### Input for this task
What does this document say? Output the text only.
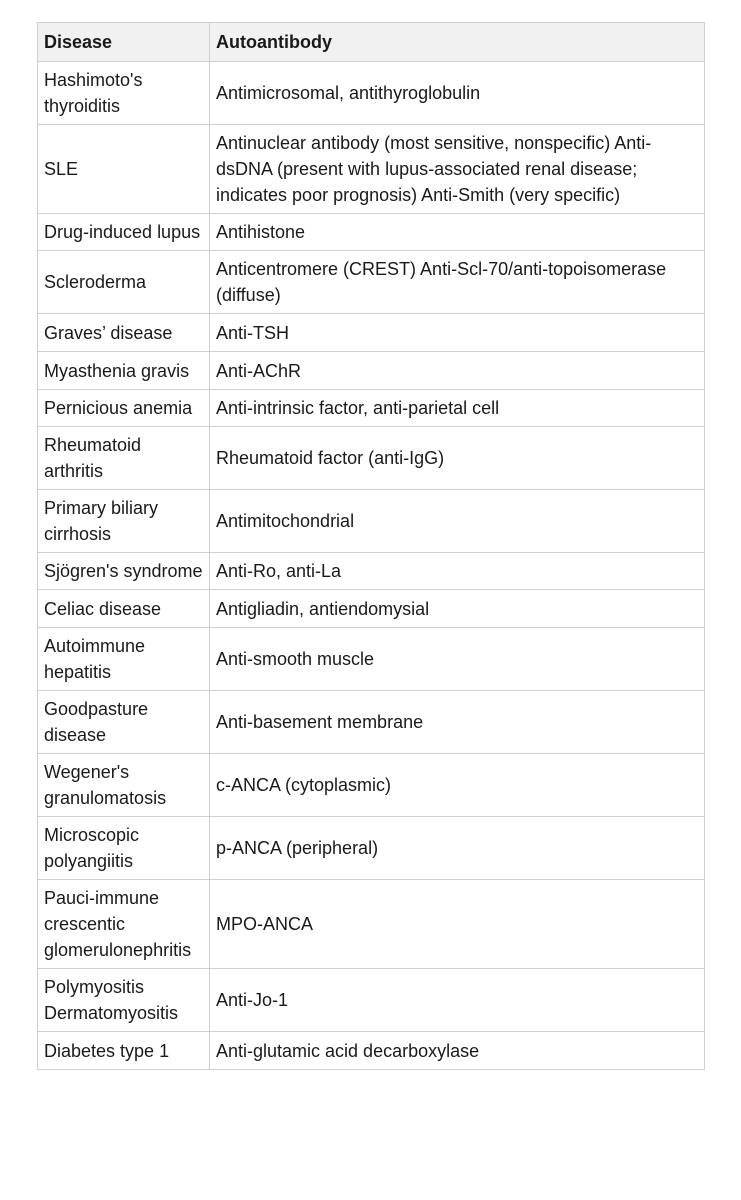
Disease	Autoantibody
Hashimoto's thyroiditis	Antimicrosomal, antithyroglobulin
SLE	Antinuclear antibody (most sensitive, nonspecific) Anti-dsDNA (present with lupus-associated renal disease; indicates poor prognosis) Anti-Smith (very specific)
Drug-induced lupus	Antihistone
Scleroderma	Anticentromere (CREST) Anti-Scl-70/anti-topoisomerase (diffuse)
Graves’ disease	Anti-TSH
Myasthenia gravis	Anti-AChR
Pernicious anemia	Anti-intrinsic factor, anti-parietal cell
Rheumatoid arthritis	Rheumatoid factor (anti-IgG)
Primary biliary cirrhosis	Antimitochondrial
Sjögren's syndrome	Anti-Ro, anti-La
Celiac disease	Antigliadin, antiendomysial
Autoimmune hepatitis	Anti-smooth muscle
Goodpasture disease	Anti-basement membrane
Wegener's granulomatosis	c-ANCA (cytoplasmic)
Microscopic polyangiitis	p-ANCA (peripheral)
Pauci-immune crescentic glomerulonephritis	MPO-ANCA
Polymyositis Dermatomyositis	Anti-Jo-1
Diabetes type 1	Anti-glutamic acid decarboxylase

### Description of the task
Report every line in the listing that holds the word "factor".

### Response area
Pernicious anemia	Anti-intrinsic factor, anti-parietal cell
Rheumatoid arthritis	Rheumatoid factor (anti-IgG)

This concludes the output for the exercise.